◆ EXERCÍCIO PROPOSTO A: Segundo o excerto fornecido, em que data foi concluída a obra?

◆ EXCERTO FORNECIDO:
+--
Com efeito, do mesmo constam os seguintes extractos, que pela sua especial acutilância aqui se dão por reproduzidos: “20.06.2017 - Na presente data encontram-se a decorrer os trabalhos de execução das alvenarias exteriores da habitação. A obra apresenta qualidade satisfatória. Em reunião de obra com todas as partes envolvidas no processo foram definidas algumas alterações sendo que irá haver lugar a um aditamento ao projeto, e por essa razão as alvenarias e trabalhos a seguir identificados vão ser executados tendo em conta essas alterações aprovadas pelo dono da obra e pelos técnicos responsáveis autores dos projetos. 08.01.2018 - À data houve reunião da obra para planeamento dos trabalhos em falta. Como estamos perto da data de termino do alvará de obras, o dono da obra decidiu avançar com o aditamento das obras junto da Câmara Municipal, pelo que a obra irá ficar parada aguardando pela nova licença de obra. 24.07.2018 - Reunião em obra com todos os intervenientes. Dono de obra, fiscalização e empreiteiro. Após diferimento do projeto de aditamento junto da Câmara Municipal e emissão do alvará de obras de construção - Aditamento n.º 108/2018, os trabalhos irão retomar no início do próximo mês de Agosto de 2018.”
Ou seja, a alegação dos Apelantes é, assim, contrariada pelos documentos juntos aos autos, sendo certo que o orçamento é prévio à alteração dos projectos num período temporal que excede os 6 meses.
Além disso, também perece razão aos Apelantes na pretensa alteração da redacção da alínea C) dos factos não provados.
Na realidade, não poderiam os Apelantes, previamente à outorga do contrato de empreitada (02-05-2017), ter entregue a cópia integral do projecto aprovado e especialidades para execução da obra, uma vez que os projectos de arquitectura e especialidades só foram elaborados a partir de 08-01-2018 e apenas foram submetidos a licenciamento em 02-02-2018.
É certo que os Recorrentes sustentam, ainda, que a Recorrida não concluiu as obras, mas consta do livro de obras, assinado pela Apelante, que em 12.07.2019 a obra foi concluída.
Com efeito, na referida data foi lavrado termo de encerramento - assinado pela Recorrente - em que consta que “À data, a habitação encontra-se concluída, estando executada de acordo com os projectos aprovados com as condições impostas pelo licenciamento e com o uso previsto na licença de construção”.
+--
◆ EXERCÍCIO PROPOSTO B: Dispõe numa tabela Markdown, com as colunas n e Linha, o trecho dos registos que abre com a linha que contém "Output each element" e fecha com a linha que contém "table-row[interactable]: YBL079WYBL0: [633, 661, 745, 678]", sem linhas em branco. Deixa as imagens fora da resposta.

◆ REGISTOS A PROCESSAR:
+--
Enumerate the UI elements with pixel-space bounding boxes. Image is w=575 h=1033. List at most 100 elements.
+--
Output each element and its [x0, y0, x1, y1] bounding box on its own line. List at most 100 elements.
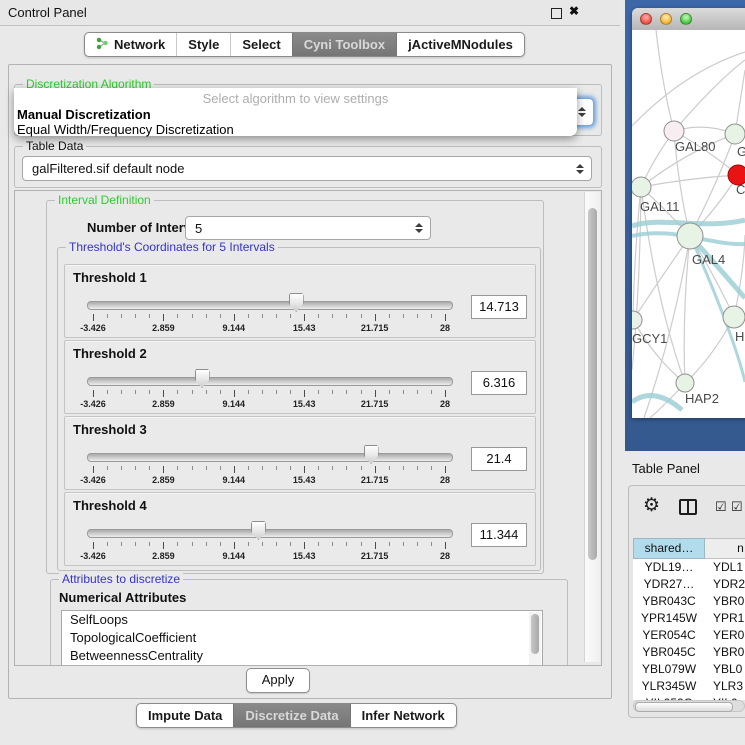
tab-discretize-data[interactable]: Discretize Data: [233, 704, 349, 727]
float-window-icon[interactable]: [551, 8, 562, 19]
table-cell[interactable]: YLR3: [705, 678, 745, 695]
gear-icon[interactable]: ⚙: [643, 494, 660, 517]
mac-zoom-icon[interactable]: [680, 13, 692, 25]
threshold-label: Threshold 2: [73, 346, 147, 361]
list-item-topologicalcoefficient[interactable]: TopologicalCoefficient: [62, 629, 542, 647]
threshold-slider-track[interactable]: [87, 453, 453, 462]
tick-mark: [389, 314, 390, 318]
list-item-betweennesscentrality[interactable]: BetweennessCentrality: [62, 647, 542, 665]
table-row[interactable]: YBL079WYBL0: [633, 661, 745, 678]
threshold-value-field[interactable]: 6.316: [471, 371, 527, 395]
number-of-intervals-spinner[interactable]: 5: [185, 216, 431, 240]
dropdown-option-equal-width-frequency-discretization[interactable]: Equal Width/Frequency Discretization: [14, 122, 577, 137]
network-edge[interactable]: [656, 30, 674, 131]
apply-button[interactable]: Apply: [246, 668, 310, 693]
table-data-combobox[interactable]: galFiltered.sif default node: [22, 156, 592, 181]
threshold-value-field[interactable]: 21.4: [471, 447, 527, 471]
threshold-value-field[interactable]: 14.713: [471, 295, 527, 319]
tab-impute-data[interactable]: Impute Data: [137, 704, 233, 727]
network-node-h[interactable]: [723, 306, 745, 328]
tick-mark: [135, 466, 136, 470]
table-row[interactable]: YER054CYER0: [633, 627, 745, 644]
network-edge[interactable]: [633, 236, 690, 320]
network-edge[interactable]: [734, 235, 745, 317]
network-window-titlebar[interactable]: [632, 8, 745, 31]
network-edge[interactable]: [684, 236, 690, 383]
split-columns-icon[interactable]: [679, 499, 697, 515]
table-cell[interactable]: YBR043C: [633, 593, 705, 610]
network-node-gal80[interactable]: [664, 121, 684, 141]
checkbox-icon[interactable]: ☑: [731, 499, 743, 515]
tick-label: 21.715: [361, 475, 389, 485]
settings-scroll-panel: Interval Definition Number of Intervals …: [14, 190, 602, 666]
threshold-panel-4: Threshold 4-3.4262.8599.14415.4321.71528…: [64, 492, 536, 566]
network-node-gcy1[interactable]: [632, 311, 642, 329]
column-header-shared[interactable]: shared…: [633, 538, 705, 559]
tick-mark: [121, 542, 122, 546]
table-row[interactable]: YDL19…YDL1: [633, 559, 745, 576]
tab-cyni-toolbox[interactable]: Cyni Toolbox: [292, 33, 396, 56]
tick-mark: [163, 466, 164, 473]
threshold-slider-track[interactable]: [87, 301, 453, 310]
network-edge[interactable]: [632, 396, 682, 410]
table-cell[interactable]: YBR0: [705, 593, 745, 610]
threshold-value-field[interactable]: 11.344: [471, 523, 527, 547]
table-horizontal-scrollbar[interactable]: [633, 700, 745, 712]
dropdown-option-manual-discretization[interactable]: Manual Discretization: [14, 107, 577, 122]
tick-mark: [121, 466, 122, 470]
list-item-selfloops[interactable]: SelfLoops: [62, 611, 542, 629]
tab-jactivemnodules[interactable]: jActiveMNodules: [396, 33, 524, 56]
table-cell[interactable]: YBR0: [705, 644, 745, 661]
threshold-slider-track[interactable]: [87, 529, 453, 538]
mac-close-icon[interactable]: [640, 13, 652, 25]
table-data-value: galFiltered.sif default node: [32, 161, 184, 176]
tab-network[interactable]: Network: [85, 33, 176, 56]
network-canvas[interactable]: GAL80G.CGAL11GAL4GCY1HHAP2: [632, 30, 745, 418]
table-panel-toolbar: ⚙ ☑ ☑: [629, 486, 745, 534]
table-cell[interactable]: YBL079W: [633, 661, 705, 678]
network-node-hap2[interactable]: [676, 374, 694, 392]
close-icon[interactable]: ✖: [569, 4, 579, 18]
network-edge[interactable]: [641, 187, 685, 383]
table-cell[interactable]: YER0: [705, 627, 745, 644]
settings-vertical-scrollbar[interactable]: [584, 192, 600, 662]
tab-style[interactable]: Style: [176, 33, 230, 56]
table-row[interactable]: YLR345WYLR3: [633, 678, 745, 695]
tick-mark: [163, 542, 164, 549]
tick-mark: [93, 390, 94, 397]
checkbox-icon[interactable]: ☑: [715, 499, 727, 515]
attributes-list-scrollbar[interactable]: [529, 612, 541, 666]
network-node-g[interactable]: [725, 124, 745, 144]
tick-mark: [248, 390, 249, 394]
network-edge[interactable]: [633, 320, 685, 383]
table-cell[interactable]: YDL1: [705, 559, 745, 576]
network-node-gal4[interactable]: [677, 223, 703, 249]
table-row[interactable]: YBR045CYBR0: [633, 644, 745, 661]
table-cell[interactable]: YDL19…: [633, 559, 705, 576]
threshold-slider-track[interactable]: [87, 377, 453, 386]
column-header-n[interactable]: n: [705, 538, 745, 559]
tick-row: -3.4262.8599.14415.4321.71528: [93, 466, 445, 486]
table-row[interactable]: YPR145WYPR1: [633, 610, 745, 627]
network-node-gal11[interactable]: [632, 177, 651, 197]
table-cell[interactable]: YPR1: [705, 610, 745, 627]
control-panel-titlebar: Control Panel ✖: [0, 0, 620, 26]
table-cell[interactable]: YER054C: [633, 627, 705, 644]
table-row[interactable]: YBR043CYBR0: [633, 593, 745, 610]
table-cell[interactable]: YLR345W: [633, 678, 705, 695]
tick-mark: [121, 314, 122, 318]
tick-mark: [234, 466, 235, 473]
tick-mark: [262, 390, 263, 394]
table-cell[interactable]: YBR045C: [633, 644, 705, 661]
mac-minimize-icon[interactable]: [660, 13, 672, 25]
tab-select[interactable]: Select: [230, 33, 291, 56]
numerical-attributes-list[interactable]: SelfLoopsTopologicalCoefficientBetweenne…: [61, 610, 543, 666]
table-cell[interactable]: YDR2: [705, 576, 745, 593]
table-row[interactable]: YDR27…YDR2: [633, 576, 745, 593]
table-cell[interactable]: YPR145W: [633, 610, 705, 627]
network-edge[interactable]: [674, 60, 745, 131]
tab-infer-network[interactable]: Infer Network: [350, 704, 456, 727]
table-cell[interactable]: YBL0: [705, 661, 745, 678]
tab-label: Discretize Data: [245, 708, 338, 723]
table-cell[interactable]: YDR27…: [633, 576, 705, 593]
+--
◆ RESPOSTA COMPLETA A: Em 12.07.2019.

◆ RESPOSTA COMPLETA B:
| n | Linha |
|---|---|
| 1 | Output each element and its [x0, y0, x1, y1] bounding box on its own line. List at most 100 elements. |
| 2 | tab-discretize-data[interactable]: Discretize Data: [233, 704, 349, 727] |
| 3 | float-window-icon[interactable]: [551, 8, 562, 19] |
| 4 | table-cell[interactable]: YLR3: [705, 678, 745, 695] |
| 5 | gear-icon[interactable]: ⚙: [643, 494, 660, 517] |
| 6 | mac-zoom-icon[interactable]: [680, 13, 692, 25] |
| 7 | threshold-label: Threshold 2: [73, 346, 147, 361] |
| 8 | list-item-topologicalcoefficient[interactable]: TopologicalCoefficient: [62, 629, 542, 647] |
| 9 | threshold-slider-track[interactable]: [87, 453, 453, 462] |
| 10 | tick-mark: [389, 314, 390, 318] |
| 11 | list-item-betweennesscentrality[interactable]: BetweennessCentrality: [62, 647, 542, 665] |
| 12 | table-row[interactable]: YBL079WYBL0: [633, 661, 745, 678] |